Work out the number of lines containing "title". Give that number alone.

→ Lines of data

◆ ◆ ◆ ◆ ◆ ◆ ◆

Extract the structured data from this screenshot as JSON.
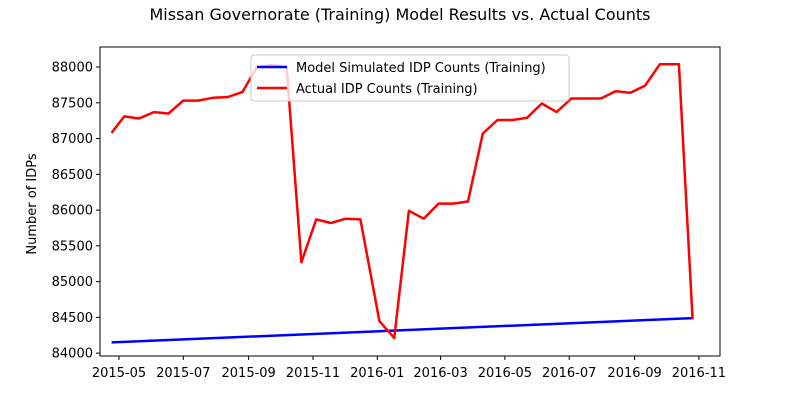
{
  "chart_data": {
    "type": "line",
    "title": "Missan Governorate (Training) Model Results vs. Actual Counts",
    "xlabel": "",
    "ylabel": "Number of IDPs",
    "x_tick_labels": [
      "2015-05",
      "2015-07",
      "2015-09",
      "2015-11",
      "2016-01",
      "2016-03",
      "2016-05",
      "2016-07",
      "2016-09",
      "2016-11"
    ],
    "x_ticks": [
      "2015-05-01",
      "2015-07-01",
      "2015-09-01",
      "2015-11-01",
      "2016-01-01",
      "2016-03-01",
      "2016-05-01",
      "2016-07-01",
      "2016-09-01",
      "2016-11-01"
    ],
    "xlim": [
      "2015-04-13",
      "2016-11-21"
    ],
    "y_ticks": [
      84000,
      84500,
      85000,
      85500,
      86000,
      86500,
      87000,
      87500,
      88000
    ],
    "y_tick_labels": [
      "84000",
      "84500",
      "85000",
      "85500",
      "86000",
      "86500",
      "87000",
      "87500",
      "88000"
    ],
    "ylim": [
      83960,
      88280
    ],
    "grid": false,
    "legend_position": "top-center",
    "series": [
      {
        "name": "Model Simulated IDP Counts (Training)",
        "color": "#0000ff",
        "x": [
          "2015-04-24",
          "2016-10-26"
        ],
        "y": [
          84150,
          84490
        ]
      },
      {
        "name": "Actual IDP Counts (Training)",
        "color": "#ff0000",
        "x": [
          "2015-04-24",
          "2015-05-06",
          "2015-05-20",
          "2015-06-03",
          "2015-06-17",
          "2015-07-01",
          "2015-07-15",
          "2015-07-29",
          "2015-08-12",
          "2015-08-26",
          "2015-09-09",
          "2015-09-23",
          "2015-10-07",
          "2015-10-21",
          "2015-11-04",
          "2015-11-18",
          "2015-12-02",
          "2015-12-16",
          "2016-01-03",
          "2016-01-17",
          "2016-01-31",
          "2016-02-14",
          "2016-02-28",
          "2016-03-13",
          "2016-03-27",
          "2016-04-10",
          "2016-04-24",
          "2016-05-08",
          "2016-05-22",
          "2016-06-05",
          "2016-06-19",
          "2016-07-03",
          "2016-07-17",
          "2016-07-31",
          "2016-08-14",
          "2016-08-28",
          "2016-09-11",
          "2016-09-25",
          "2016-10-13",
          "2016-10-26"
        ],
        "y": [
          87080,
          87310,
          87280,
          87370,
          87350,
          87530,
          87530,
          87570,
          87580,
          87650,
          88000,
          88030,
          88000,
          85270,
          85870,
          85820,
          85880,
          85870,
          84450,
          84210,
          85990,
          85880,
          86090,
          86090,
          86120,
          87070,
          87260,
          87260,
          87290,
          87490,
          87370,
          87560,
          87560,
          87560,
          87660,
          87640,
          87740,
          88040,
          88040,
          84470
        ]
      }
    ]
  }
}
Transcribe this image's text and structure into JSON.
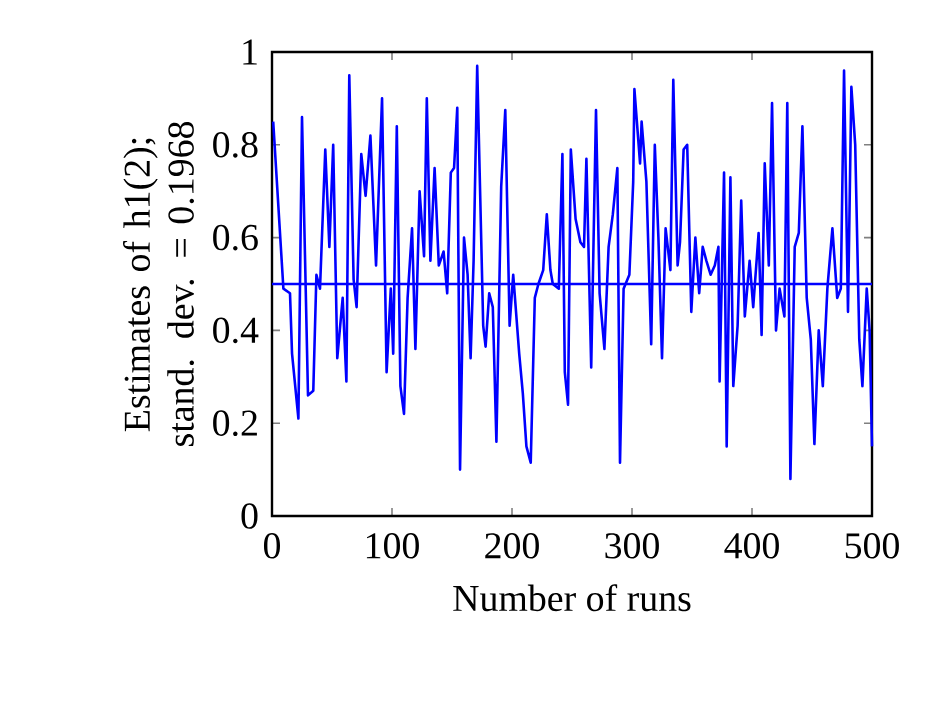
{
  "chart_data": {
    "type": "line",
    "xlabel": "Number of runs",
    "ylabel": "Estimates of h1(2); stand. dev. = 0.1968",
    "x": [
      1,
      9.5,
      15,
      16.7,
      22,
      25,
      30,
      34.4,
      37,
      40,
      44.4,
      47.8,
      51,
      54.4,
      58.9,
      62,
      64.4,
      68,
      70.5,
      74.4,
      78,
      82,
      86.7,
      91.7,
      95.5,
      99,
      101,
      104,
      107,
      110,
      113,
      116.7,
      119.5,
      123,
      126.7,
      129,
      132,
      135.5,
      139,
      143,
      146,
      149,
      151.7,
      154.4,
      156.7,
      160,
      163,
      165.5,
      168,
      171,
      176,
      178,
      181,
      184,
      187,
      191,
      194.4,
      198,
      201,
      206,
      209,
      212,
      215.6,
      219,
      222,
      226,
      229,
      232,
      234,
      239,
      242,
      244,
      246.7,
      249,
      253,
      257,
      260,
      262,
      266,
      270,
      273,
      277,
      280.5,
      284,
      287.8,
      290,
      293,
      297.8,
      301,
      302,
      306.7,
      308,
      312,
      316,
      319,
      322,
      325,
      328,
      332,
      334.4,
      338,
      340,
      343,
      346,
      349.4,
      352.8,
      356,
      358.9,
      362,
      365.5,
      369,
      372,
      373,
      376.7,
      378.9,
      382,
      384.4,
      388,
      391,
      394,
      398,
      401,
      405.5,
      408,
      410.6,
      414,
      416.7,
      420,
      423,
      427,
      429.4,
      432,
      435.6,
      439,
      442,
      445.6,
      449,
      452,
      455.6,
      459,
      462.8,
      467,
      471,
      474,
      476.7,
      480,
      482.8,
      486,
      489.4,
      492,
      495.6,
      498,
      500
    ],
    "series": [
      {
        "color": "#0000ff",
        "values": [
          0.85,
          0.49,
          0.48,
          0.35,
          0.21,
          0.86,
          0.26,
          0.27,
          0.52,
          0.49,
          0.79,
          0.58,
          0.8,
          0.34,
          0.47,
          0.29,
          0.95,
          0.51,
          0.45,
          0.78,
          0.69,
          0.82,
          0.54,
          0.9,
          0.31,
          0.49,
          0.35,
          0.84,
          0.28,
          0.22,
          0.47,
          0.62,
          0.36,
          0.7,
          0.56,
          0.9,
          0.55,
          0.75,
          0.54,
          0.57,
          0.48,
          0.74,
          0.75,
          0.88,
          0.1,
          0.6,
          0.52,
          0.34,
          0.55,
          0.97,
          0.41,
          0.365,
          0.48,
          0.45,
          0.16,
          0.71,
          0.875,
          0.41,
          0.52,
          0.35,
          0.265,
          0.15,
          0.115,
          0.47,
          0.5,
          0.53,
          0.65,
          0.53,
          0.5,
          0.49,
          0.78,
          0.31,
          0.24,
          0.79,
          0.64,
          0.59,
          0.58,
          0.77,
          0.32,
          0.875,
          0.48,
          0.36,
          0.58,
          0.65,
          0.75,
          0.115,
          0.49,
          0.52,
          0.72,
          0.92,
          0.76,
          0.85,
          0.72,
          0.37,
          0.8,
          0.6,
          0.34,
          0.62,
          0.53,
          0.94,
          0.54,
          0.59,
          0.79,
          0.8,
          0.44,
          0.6,
          0.48,
          0.58,
          0.55,
          0.52,
          0.54,
          0.58,
          0.29,
          0.74,
          0.15,
          0.73,
          0.28,
          0.41,
          0.68,
          0.43,
          0.55,
          0.45,
          0.61,
          0.39,
          0.76,
          0.54,
          0.89,
          0.4,
          0.49,
          0.43,
          0.89,
          0.08,
          0.58,
          0.61,
          0.84,
          0.47,
          0.38,
          0.155,
          0.4,
          0.28,
          0.49,
          0.62,
          0.47,
          0.49,
          0.96,
          0.44,
          0.925,
          0.8,
          0.38,
          0.28,
          0.49,
          0.4,
          0.15
        ]
      }
    ],
    "xlim": [
      0,
      500
    ],
    "ylim": [
      0,
      1
    ],
    "xticks": [
      0,
      100,
      200,
      300,
      400,
      500
    ],
    "yticks": [
      0,
      0.2,
      0.4,
      0.6,
      0.8,
      1
    ],
    "ref_lines": [
      {
        "axis": "y",
        "value": 0.5,
        "color": "#0000ff"
      }
    ],
    "grid": false,
    "marker": "none",
    "line_style": "solid"
  }
}
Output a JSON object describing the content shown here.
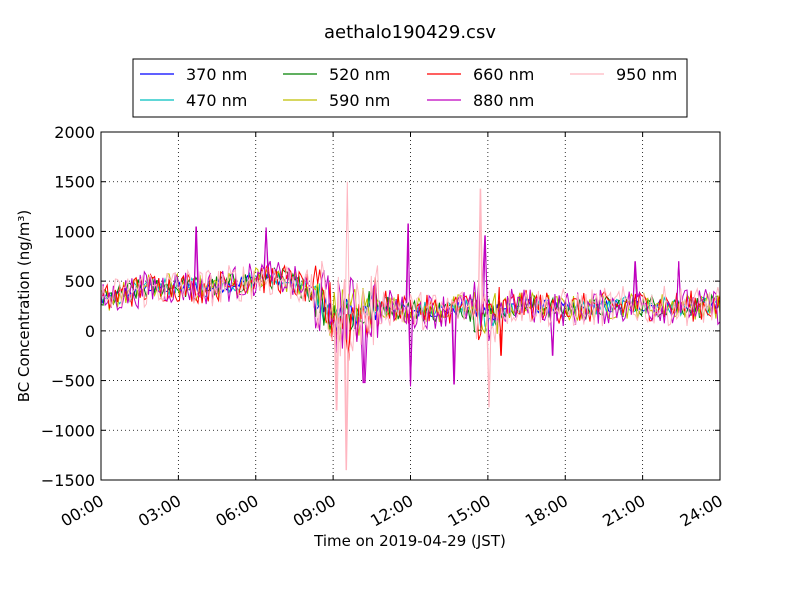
{
  "chart_data": {
    "type": "line",
    "title": "aethalo190429.csv",
    "xlabel": "Time on 2019-04-29 (JST)",
    "ylabel": "BC Concentration (ng/m³)",
    "ylim": [
      -1500,
      2000
    ],
    "xlim": [
      "00:00",
      "24:00"
    ],
    "x_unit": "hours",
    "xticks": [
      "00:00",
      "03:00",
      "06:00",
      "09:00",
      "12:00",
      "15:00",
      "18:00",
      "21:00",
      "24:00"
    ],
    "yticks": [
      "2000",
      "1500",
      "1000",
      "500",
      "0",
      "−500",
      "−1000",
      "−1500"
    ],
    "grid": true,
    "legend_position": "top",
    "series": [
      {
        "name": "370 nm",
        "color": "#0000ff"
      },
      {
        "name": "470 nm",
        "color": "#00bfbf"
      },
      {
        "name": "520 nm",
        "color": "#008000"
      },
      {
        "name": "590 nm",
        "color": "#bfbf00"
      },
      {
        "name": "660 nm",
        "color": "#ff0000"
      },
      {
        "name": "880 nm",
        "color": "#bf00bf"
      },
      {
        "name": "950 nm",
        "color": "#ffb6c1"
      }
    ],
    "baseline": {
      "hours": [
        0,
        1,
        2,
        3,
        4,
        5,
        6,
        7,
        8,
        9,
        10,
        11,
        12,
        13,
        14,
        15,
        16,
        17,
        18,
        19,
        20,
        21,
        22,
        23,
        24
      ],
      "values": [
        300,
        380,
        440,
        450,
        430,
        470,
        520,
        530,
        420,
        150,
        180,
        250,
        210,
        200,
        240,
        160,
        260,
        250,
        220,
        230,
        250,
        260,
        250,
        250,
        240
      ]
    },
    "peaks": [
      {
        "series": "950 nm",
        "hour": 9.55,
        "value": 1500
      },
      {
        "series": "950 nm",
        "hour": 9.5,
        "value": -1400
      },
      {
        "series": "950 nm",
        "hour": 14.7,
        "value": 1430
      },
      {
        "series": "950 nm",
        "hour": 15.05,
        "value": -770
      },
      {
        "series": "950 nm",
        "hour": 9.15,
        "value": -800
      },
      {
        "series": "880 nm",
        "hour": 11.9,
        "value": 1080
      },
      {
        "series": "880 nm",
        "hour": 12.0,
        "value": -560
      },
      {
        "series": "880 nm",
        "hour": 14.9,
        "value": 960
      },
      {
        "series": "880 nm",
        "hour": 3.7,
        "value": 1050
      },
      {
        "series": "880 nm",
        "hour": 6.4,
        "value": 1040
      },
      {
        "series": "880 nm",
        "hour": 10.2,
        "value": -520
      },
      {
        "series": "880 nm",
        "hour": 13.7,
        "value": -540
      },
      {
        "series": "880 nm",
        "hour": 20.7,
        "value": 700
      },
      {
        "series": "880 nm",
        "hour": 22.4,
        "value": 700
      },
      {
        "series": "880 nm",
        "hour": 17.5,
        "value": -250
      },
      {
        "series": "660 nm",
        "hour": 9.6,
        "value": -300
      },
      {
        "series": "660 nm",
        "hour": 15.5,
        "value": -250
      }
    ]
  }
}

◆ ◆ ◆ ◆ ◆ ◆ ◆

→ OUTPUT BELOW
2